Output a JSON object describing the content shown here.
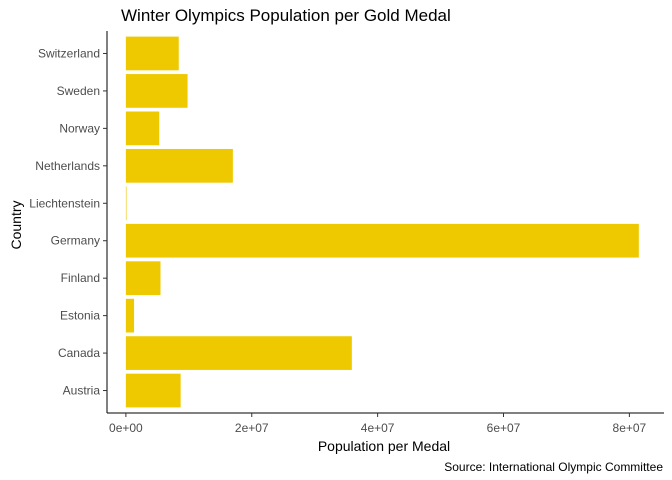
{
  "chart_data": {
    "type": "bar",
    "orientation": "horizontal",
    "title": "Winter Olympics Population per Gold Medal",
    "xlabel": "Population per Medal",
    "ylabel": "Country",
    "caption": "Source: International Olympic Committee",
    "categories": [
      "Switzerland",
      "Sweden",
      "Norway",
      "Netherlands",
      "Liechtenstein",
      "Germany",
      "Finland",
      "Estonia",
      "Canada",
      "Austria"
    ],
    "values": [
      8400000,
      9800000,
      5300000,
      17000000,
      38000,
      81500000,
      5500000,
      1300000,
      35900000,
      8700000
    ],
    "xlim": [
      -3000000,
      85500000
    ],
    "x_ticks": [
      0,
      20000000,
      40000000,
      60000000,
      80000000
    ],
    "x_tick_labels": [
      "0e+00",
      "2e+07",
      "4e+07",
      "6e+07",
      "8e+07"
    ],
    "bar_color": "#EEC900",
    "grid": false,
    "legend": "none"
  }
}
::::
* _The problem_
Report the number of lines in the listing above that include the word "Population", and nothing else.

* _Full output_
2